* **Problem**:
Write out each line in which the string "Generated" is present.

* **Dataset rows**:
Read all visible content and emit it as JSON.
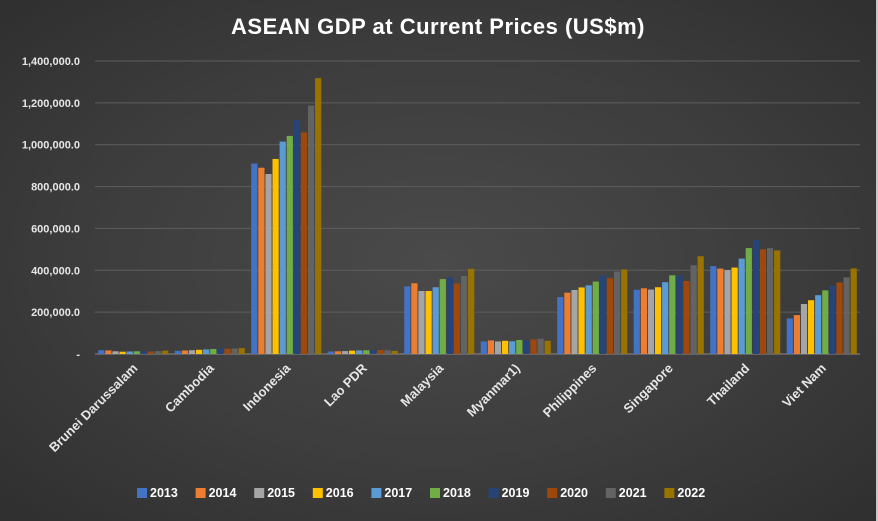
{
  "chart_data": {
    "type": "bar",
    "title": "ASEAN GDP at Current Prices (US$m)",
    "xlabel": "",
    "ylabel": "",
    "ylim": [
      0,
      1400000
    ],
    "y_ticks": [
      "-",
      "200,000.0",
      "400,000.0",
      "600,000.0",
      "800,000.0",
      "1,000,000.0",
      "1,200,000.0",
      "1,400,000.0"
    ],
    "grid": true,
    "legend_position": "bottom",
    "categories": [
      "Brunei Darussalam",
      "Cambodia",
      "Indonesia",
      "Lao PDR",
      "Malaysia",
      "Myanmar1)",
      "Philippines",
      "Singapore",
      "Thailand",
      "Viet Nam"
    ],
    "series": [
      {
        "name": "2013",
        "color": "#4472c4",
        "values": [
          18000,
          15000,
          910000,
          12000,
          323000,
          60000,
          272000,
          307000,
          420000,
          170000
        ]
      },
      {
        "name": "2014",
        "color": "#ed7d31",
        "values": [
          17000,
          17000,
          890000,
          13000,
          338000,
          65000,
          293000,
          314000,
          408000,
          186000
        ]
      },
      {
        "name": "2015",
        "color": "#a5a5a5",
        "values": [
          13000,
          18000,
          860000,
          14000,
          301000,
          60000,
          306000,
          308000,
          401000,
          239000
        ]
      },
      {
        "name": "2016",
        "color": "#ffc000",
        "values": [
          11000,
          20000,
          932000,
          16000,
          301000,
          63000,
          318000,
          319000,
          413000,
          257000
        ]
      },
      {
        "name": "2017",
        "color": "#5b9bd5",
        "values": [
          12000,
          22000,
          1015000,
          17000,
          319000,
          61000,
          328000,
          343000,
          456000,
          281000
        ]
      },
      {
        "name": "2018",
        "color": "#70ad47",
        "values": [
          13000,
          24000,
          1042000,
          18000,
          358000,
          67000,
          346000,
          376000,
          506000,
          304000
        ]
      },
      {
        "name": "2019",
        "color": "#264478",
        "values": [
          13000,
          27000,
          1119000,
          18000,
          365000,
          66000,
          376000,
          375000,
          544000,
          327000
        ]
      },
      {
        "name": "2020",
        "color": "#9e480e",
        "values": [
          12000,
          25000,
          1059000,
          19000,
          337000,
          70000,
          362000,
          349000,
          500000,
          342000
        ]
      },
      {
        "name": "2021",
        "color": "#636363",
        "values": [
          14000,
          26000,
          1187000,
          18000,
          373000,
          73000,
          394000,
          424000,
          506000,
          366000
        ]
      },
      {
        "name": "2022",
        "color": "#997300",
        "values": [
          16000,
          28000,
          1318000,
          15000,
          407000,
          63000,
          404000,
          467000,
          495000,
          409000
        ]
      }
    ]
  }
}
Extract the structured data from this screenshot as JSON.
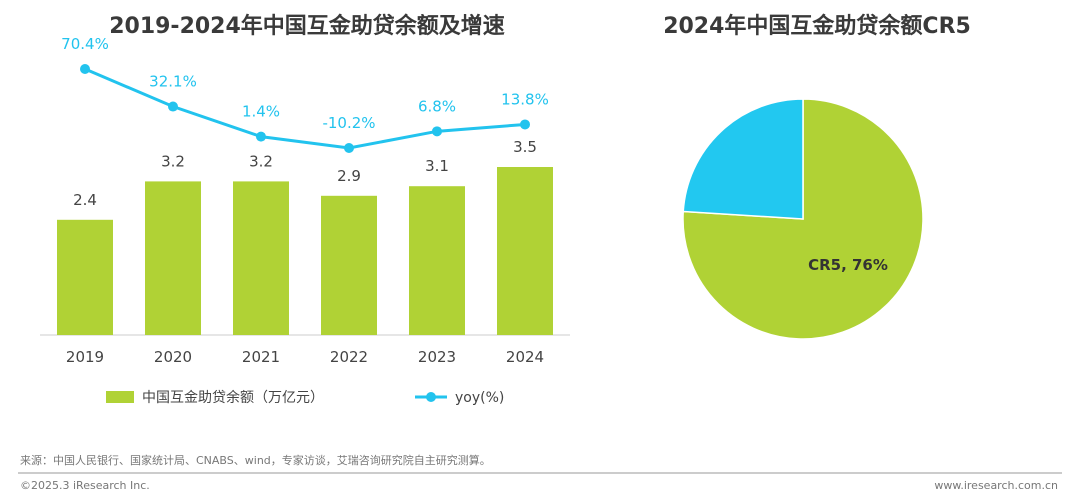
{
  "chart_data": [
    {
      "type": "bar+line",
      "title": "2019-2024年中国互金助贷余额及增速",
      "categories": [
        "2019",
        "2020",
        "2021",
        "2022",
        "2023",
        "2024"
      ],
      "series": [
        {
          "name": "中国互金助贷余额（万亿元）",
          "type": "bar",
          "values": [
            2.4,
            3.2,
            3.2,
            2.9,
            3.1,
            3.5
          ],
          "labels": [
            "2.4",
            "3.2",
            "3.2",
            "2.9",
            "3.1",
            "3.5"
          ],
          "color": "#b0d235"
        },
        {
          "name": "yoy(%)",
          "type": "line",
          "values": [
            70.4,
            32.1,
            1.4,
            -10.2,
            6.8,
            13.8
          ],
          "labels": [
            "70.4%",
            "32.1%",
            "1.4%",
            "-10.2%",
            "6.8%",
            "13.8%"
          ],
          "color": "#22c3ee"
        }
      ],
      "legend": "bottom"
    },
    {
      "type": "pie",
      "title": "2024年中国互金助贷余额CR5",
      "slices": [
        {
          "label": "CR5, 76%",
          "value": 76,
          "color": "#b0d235"
        },
        {
          "label": "",
          "value": 24,
          "color": "#22c8f0"
        }
      ]
    }
  ],
  "footer": {
    "source": "来源：中国人民银行、国家统计局、CNABS、wind，专家访谈，艾瑞咨询研究院自主研究测算。",
    "copyright": "©2025.3 iResearch Inc.",
    "url": "www.iresearch.com.cn"
  }
}
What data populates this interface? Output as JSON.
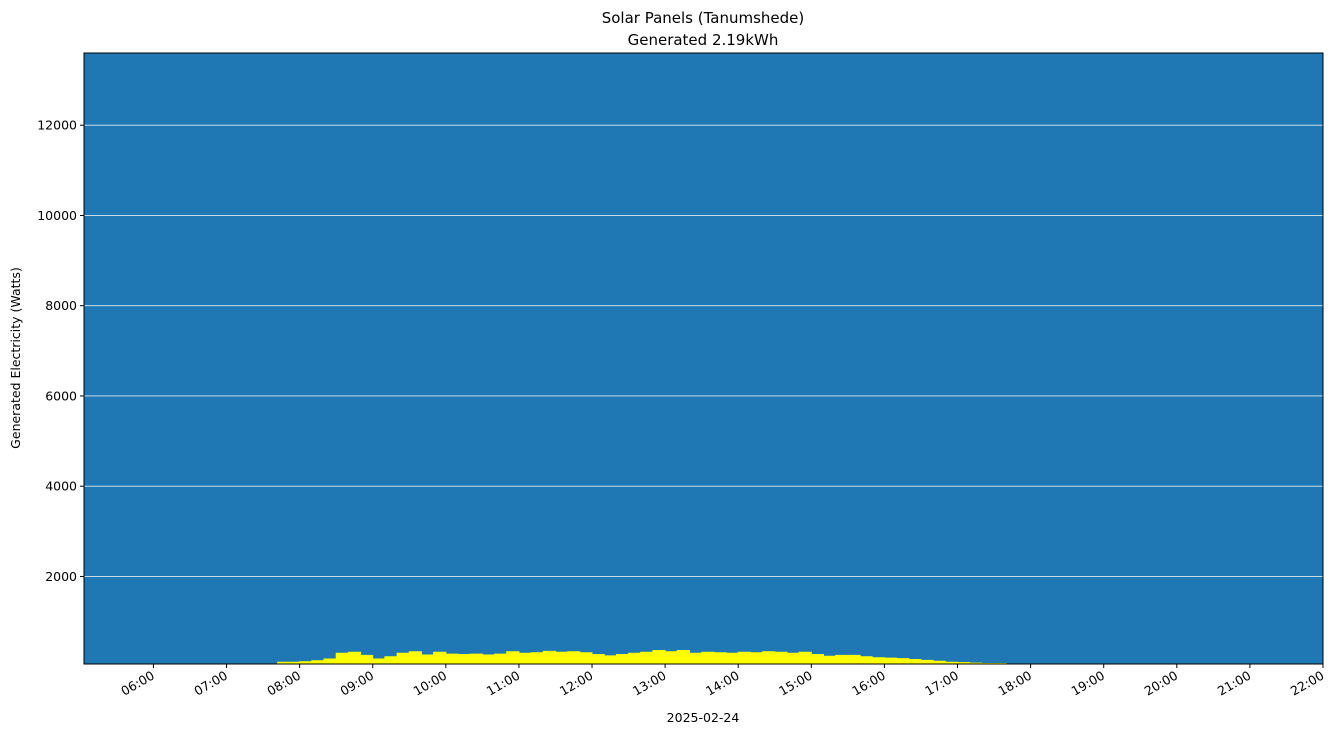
{
  "chart_data": {
    "type": "area",
    "title": "Solar Panels (Tanumshede)",
    "subtitle": "Generated 2.19kWh",
    "xlabel": "2025-02-24",
    "ylabel": "Generated Electricity (Watts)",
    "x_range": [
      "05:03",
      "22:00"
    ],
    "ylim": [
      60,
      13600
    ],
    "yticks": [
      2000,
      4000,
      6000,
      8000,
      10000,
      12000
    ],
    "xticks": [
      "06:00",
      "07:00",
      "08:00",
      "09:00",
      "10:00",
      "11:00",
      "12:00",
      "13:00",
      "14:00",
      "15:00",
      "16:00",
      "17:00",
      "18:00",
      "19:00",
      "20:00",
      "21:00",
      "22:00"
    ],
    "grid": "horizontal",
    "colors": {
      "background": "#1f77b4",
      "fill": "#ffff00",
      "grid": "#ffffff"
    },
    "series": [
      {
        "x": [
          "07:42",
          "07:50",
          "08:00",
          "08:10",
          "08:20",
          "08:30",
          "08:40",
          "08:50",
          "09:00",
          "09:10",
          "09:20",
          "09:30",
          "09:40",
          "09:50",
          "10:00",
          "10:10",
          "10:20",
          "10:30",
          "10:40",
          "10:50",
          "11:00",
          "11:10",
          "11:20",
          "11:30",
          "11:40",
          "11:50",
          "12:00",
          "12:10",
          "12:20",
          "12:30",
          "12:40",
          "12:50",
          "13:00",
          "13:10",
          "13:20",
          "13:30",
          "13:40",
          "13:50",
          "14:00",
          "14:10",
          "14:20",
          "14:30",
          "14:40",
          "14:50",
          "15:00",
          "15:10",
          "15:20",
          "15:30",
          "15:40",
          "15:50",
          "16:00",
          "16:10",
          "16:20",
          "16:30",
          "16:40",
          "16:50",
          "17:00",
          "17:10",
          "17:20",
          "17:30",
          "17:40",
          "17:50",
          "17:58"
        ],
        "values": [
          100,
          100,
          110,
          130,
          170,
          300,
          320,
          250,
          170,
          220,
          300,
          330,
          260,
          320,
          280,
          270,
          280,
          260,
          280,
          330,
          300,
          310,
          340,
          320,
          330,
          310,
          270,
          240,
          270,
          300,
          320,
          360,
          330,
          360,
          300,
          320,
          310,
          300,
          320,
          310,
          330,
          320,
          300,
          320,
          270,
          230,
          250,
          250,
          220,
          200,
          190,
          180,
          160,
          140,
          120,
          100,
          90,
          80,
          70,
          70,
          60,
          60,
          60
        ]
      }
    ]
  }
}
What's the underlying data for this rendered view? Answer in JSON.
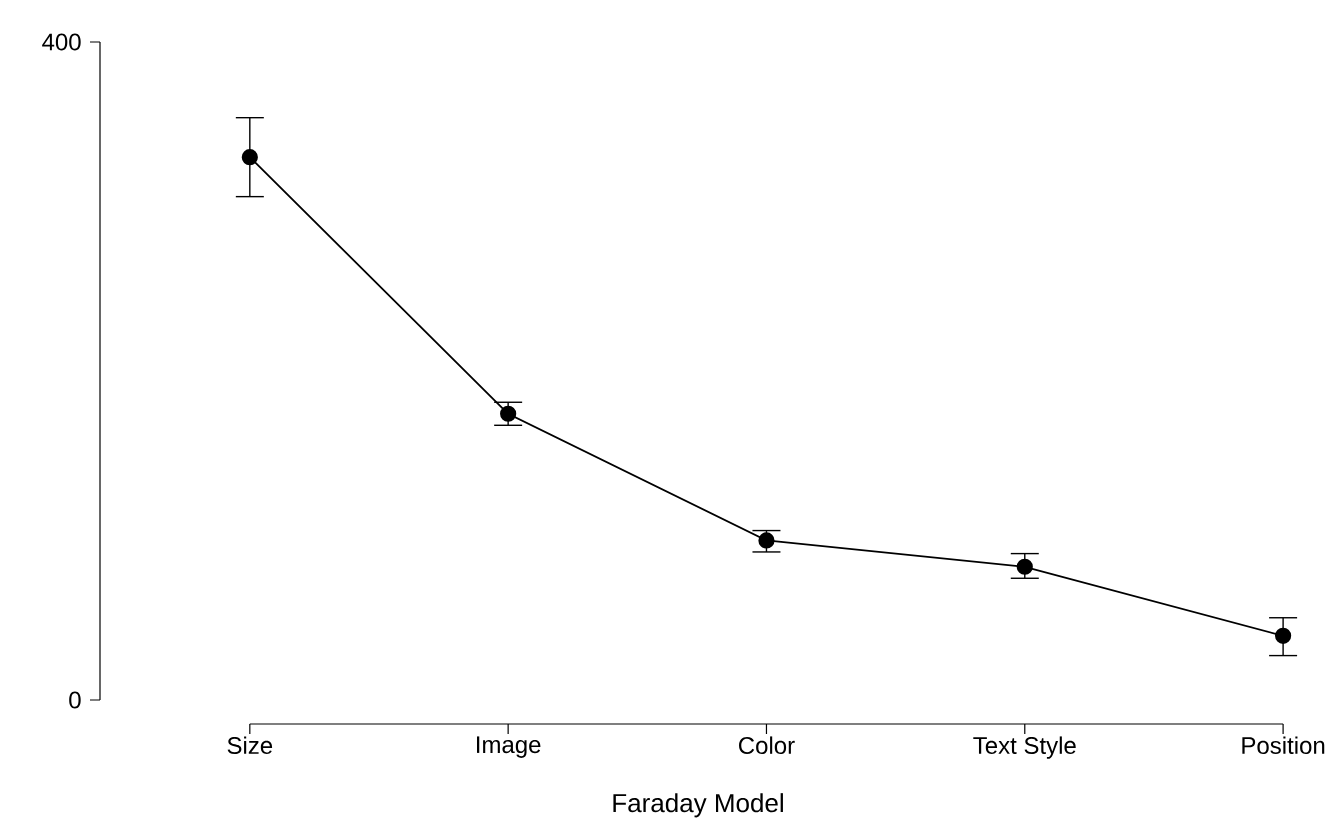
{
  "chart_data": {
    "type": "line",
    "xlabel": "Faraday Model",
    "categories": [
      "Size",
      "Image",
      "Color",
      "Text Style",
      "Position"
    ],
    "series": [
      {
        "color": "#000000",
        "values": [
          330,
          174,
          97,
          81,
          39
        ],
        "errors": [
          [
            306,
            354
          ],
          [
            167,
            181
          ],
          [
            90,
            103
          ],
          [
            74,
            89
          ],
          [
            27,
            50
          ]
        ]
      }
    ],
    "ylim": [
      0,
      400
    ],
    "yticks": [
      0,
      400
    ],
    "marker": "circle",
    "line_style": "solid",
    "grid": false
  }
}
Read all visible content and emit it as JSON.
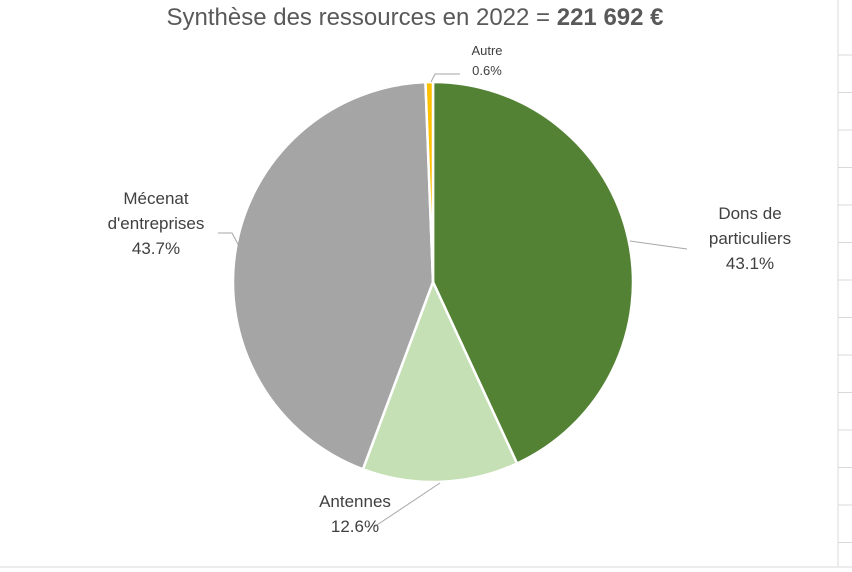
{
  "chart_data": {
    "type": "pie",
    "title": "Synthèse des ressources en 2022 = ",
    "title_amount": "221 692 €",
    "slices": [
      {
        "label": [
          "Dons de",
          "particuliers"
        ],
        "value_label": "43.1%",
        "value": 43.1,
        "color": "#548235"
      },
      {
        "label": [
          "Antennes"
        ],
        "value_label": "12.6%",
        "value": 12.6,
        "color": "#C5E0B4"
      },
      {
        "label": [
          "Mécenat",
          "d'entreprises"
        ],
        "value_label": "43.7%",
        "value": 43.7,
        "color": "#A5A5A5"
      },
      {
        "label": [
          "Autre"
        ],
        "value_label": "0.6%",
        "value": 0.6,
        "color": "#FFC000"
      }
    ]
  }
}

* **Solution to the exercise**:
    "subtitle": "Generated 2.19kWh",
    "ylabel": "Generated Electricity (Watts)",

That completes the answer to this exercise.